Wherever "this" appears in a line, copy that line.

**Collection entries**
+ + +

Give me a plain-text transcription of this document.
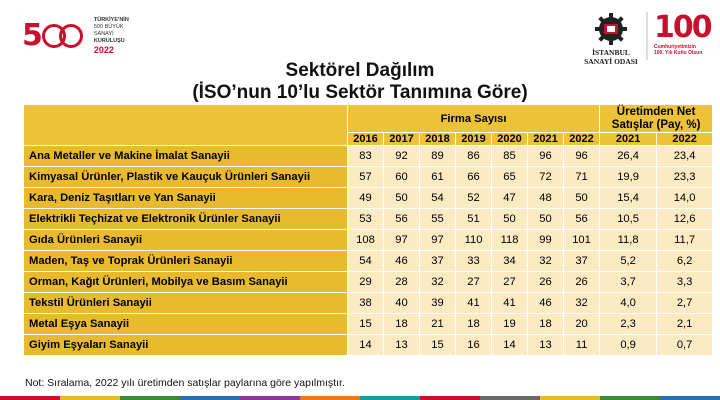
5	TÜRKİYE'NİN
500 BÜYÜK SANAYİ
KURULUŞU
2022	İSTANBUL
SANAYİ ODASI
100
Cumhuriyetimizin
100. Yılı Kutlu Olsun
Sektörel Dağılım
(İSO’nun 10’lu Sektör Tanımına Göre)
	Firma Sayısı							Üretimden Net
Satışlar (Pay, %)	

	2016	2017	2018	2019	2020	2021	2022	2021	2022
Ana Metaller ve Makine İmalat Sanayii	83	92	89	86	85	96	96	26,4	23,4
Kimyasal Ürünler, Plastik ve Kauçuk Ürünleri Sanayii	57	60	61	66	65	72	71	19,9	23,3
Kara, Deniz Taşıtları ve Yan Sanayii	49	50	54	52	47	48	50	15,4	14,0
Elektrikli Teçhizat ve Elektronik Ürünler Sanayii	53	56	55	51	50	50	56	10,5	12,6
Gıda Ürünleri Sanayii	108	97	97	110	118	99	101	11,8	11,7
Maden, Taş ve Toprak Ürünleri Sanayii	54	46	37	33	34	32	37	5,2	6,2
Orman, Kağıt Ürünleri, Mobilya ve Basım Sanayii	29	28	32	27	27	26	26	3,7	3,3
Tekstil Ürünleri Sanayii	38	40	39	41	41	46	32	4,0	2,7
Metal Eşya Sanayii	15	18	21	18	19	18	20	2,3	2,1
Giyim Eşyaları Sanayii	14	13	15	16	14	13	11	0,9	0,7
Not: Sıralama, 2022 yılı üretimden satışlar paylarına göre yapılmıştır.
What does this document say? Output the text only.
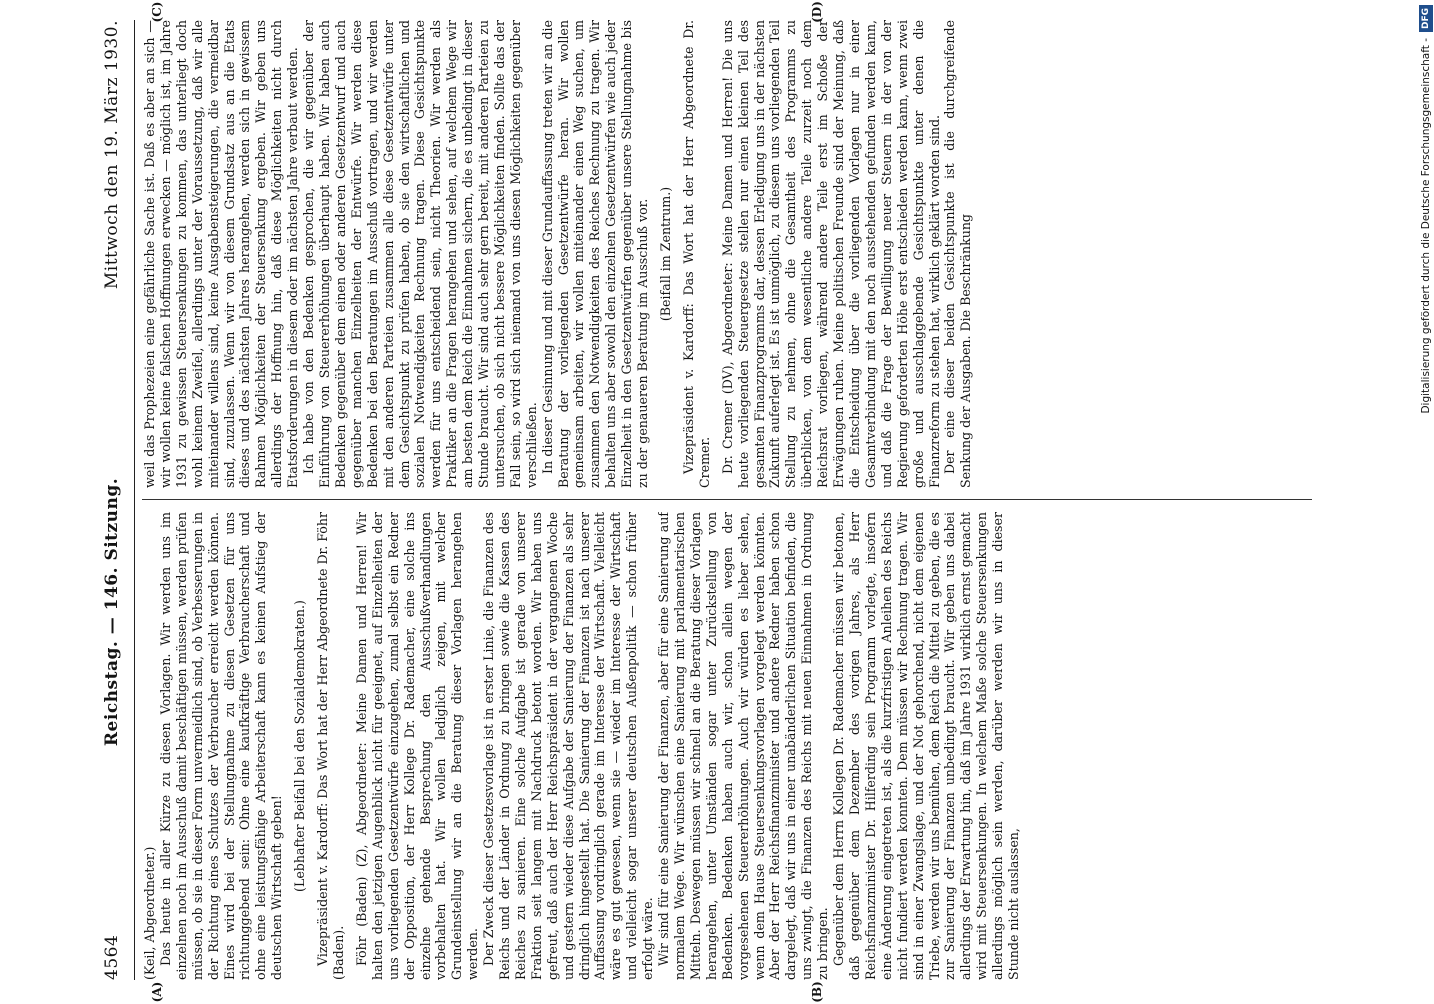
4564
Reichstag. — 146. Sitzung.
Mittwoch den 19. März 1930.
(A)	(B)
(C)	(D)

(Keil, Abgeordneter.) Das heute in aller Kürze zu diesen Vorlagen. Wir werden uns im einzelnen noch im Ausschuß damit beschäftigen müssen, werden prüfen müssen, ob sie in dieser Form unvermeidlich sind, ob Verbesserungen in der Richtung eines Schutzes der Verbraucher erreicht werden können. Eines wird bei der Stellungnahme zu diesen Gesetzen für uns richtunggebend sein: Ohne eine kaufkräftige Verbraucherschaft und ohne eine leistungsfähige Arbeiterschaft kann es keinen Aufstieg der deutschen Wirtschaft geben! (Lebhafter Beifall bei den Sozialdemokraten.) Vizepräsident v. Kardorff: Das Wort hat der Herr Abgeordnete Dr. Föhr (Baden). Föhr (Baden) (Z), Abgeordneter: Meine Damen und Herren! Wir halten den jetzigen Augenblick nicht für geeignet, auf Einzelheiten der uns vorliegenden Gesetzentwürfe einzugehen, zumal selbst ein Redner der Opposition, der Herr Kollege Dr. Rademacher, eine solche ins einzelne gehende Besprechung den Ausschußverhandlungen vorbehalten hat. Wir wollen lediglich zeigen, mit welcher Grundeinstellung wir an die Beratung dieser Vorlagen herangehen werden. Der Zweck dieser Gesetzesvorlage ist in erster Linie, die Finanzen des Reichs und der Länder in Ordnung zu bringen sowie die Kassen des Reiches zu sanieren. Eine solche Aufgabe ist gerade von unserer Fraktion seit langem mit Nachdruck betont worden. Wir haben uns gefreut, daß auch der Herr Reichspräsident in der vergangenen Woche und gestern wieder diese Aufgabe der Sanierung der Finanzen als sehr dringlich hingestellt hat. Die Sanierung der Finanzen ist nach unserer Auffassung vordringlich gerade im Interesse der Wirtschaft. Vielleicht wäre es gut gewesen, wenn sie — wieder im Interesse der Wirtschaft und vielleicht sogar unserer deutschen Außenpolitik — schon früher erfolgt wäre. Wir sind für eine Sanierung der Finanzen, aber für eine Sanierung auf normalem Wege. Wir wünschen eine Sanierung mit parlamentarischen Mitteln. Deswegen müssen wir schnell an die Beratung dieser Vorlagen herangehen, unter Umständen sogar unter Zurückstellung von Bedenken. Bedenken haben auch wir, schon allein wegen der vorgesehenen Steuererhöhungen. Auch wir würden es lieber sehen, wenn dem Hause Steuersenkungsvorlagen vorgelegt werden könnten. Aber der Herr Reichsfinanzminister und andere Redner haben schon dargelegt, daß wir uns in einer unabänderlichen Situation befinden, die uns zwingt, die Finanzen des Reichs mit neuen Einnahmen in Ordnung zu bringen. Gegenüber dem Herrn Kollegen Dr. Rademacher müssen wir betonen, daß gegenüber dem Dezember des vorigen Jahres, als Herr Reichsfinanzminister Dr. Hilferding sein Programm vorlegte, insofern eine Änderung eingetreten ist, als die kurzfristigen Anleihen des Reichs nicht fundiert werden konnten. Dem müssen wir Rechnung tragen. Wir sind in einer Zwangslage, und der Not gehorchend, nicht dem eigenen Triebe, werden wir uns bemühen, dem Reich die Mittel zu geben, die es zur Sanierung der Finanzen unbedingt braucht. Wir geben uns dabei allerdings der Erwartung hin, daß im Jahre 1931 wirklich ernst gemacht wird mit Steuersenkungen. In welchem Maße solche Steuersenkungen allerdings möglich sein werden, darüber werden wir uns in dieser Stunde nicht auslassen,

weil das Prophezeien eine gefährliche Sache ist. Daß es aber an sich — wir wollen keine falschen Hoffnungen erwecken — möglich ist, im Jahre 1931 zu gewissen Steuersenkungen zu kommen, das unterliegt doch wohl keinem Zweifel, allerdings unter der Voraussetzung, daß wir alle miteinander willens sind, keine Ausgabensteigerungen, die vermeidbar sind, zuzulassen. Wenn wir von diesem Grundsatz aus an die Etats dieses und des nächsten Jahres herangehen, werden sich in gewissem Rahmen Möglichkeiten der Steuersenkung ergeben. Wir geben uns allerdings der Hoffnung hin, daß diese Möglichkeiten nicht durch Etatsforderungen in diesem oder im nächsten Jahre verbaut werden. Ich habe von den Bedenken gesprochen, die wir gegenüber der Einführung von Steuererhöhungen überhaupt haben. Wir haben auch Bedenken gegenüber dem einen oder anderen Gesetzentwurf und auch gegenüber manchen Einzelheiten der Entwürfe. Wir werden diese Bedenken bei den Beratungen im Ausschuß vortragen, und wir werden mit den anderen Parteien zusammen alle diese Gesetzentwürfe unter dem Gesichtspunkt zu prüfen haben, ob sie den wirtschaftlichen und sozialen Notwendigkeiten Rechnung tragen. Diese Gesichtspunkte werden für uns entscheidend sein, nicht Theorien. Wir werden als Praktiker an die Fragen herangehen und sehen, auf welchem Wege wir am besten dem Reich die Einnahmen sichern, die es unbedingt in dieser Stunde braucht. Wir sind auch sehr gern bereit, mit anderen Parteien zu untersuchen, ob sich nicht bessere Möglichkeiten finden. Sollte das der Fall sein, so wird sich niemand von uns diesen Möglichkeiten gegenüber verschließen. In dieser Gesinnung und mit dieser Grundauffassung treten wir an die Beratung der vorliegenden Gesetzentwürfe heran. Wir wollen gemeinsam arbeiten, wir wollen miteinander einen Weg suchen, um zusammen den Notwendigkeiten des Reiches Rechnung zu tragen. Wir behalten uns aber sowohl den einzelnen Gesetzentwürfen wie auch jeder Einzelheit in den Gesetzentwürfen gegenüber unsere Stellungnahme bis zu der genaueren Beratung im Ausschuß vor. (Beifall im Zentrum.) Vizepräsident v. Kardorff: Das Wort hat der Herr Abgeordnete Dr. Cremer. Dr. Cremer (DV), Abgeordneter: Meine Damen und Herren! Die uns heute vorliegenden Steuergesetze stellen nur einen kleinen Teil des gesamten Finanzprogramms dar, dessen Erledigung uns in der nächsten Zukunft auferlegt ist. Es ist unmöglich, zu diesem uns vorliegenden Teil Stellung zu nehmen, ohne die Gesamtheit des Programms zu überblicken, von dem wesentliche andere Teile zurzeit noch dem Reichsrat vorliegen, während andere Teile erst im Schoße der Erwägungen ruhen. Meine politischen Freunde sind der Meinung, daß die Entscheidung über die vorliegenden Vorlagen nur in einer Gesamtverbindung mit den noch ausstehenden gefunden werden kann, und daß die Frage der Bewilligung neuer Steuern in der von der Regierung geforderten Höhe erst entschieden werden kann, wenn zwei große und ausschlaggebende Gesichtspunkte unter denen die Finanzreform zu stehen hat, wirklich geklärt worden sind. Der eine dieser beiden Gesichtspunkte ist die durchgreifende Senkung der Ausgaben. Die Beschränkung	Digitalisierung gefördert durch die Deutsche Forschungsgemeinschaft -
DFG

+ + +

**Exercise answer**
Give me a plain-text transcription of this document.
What does this document say? Output the text only.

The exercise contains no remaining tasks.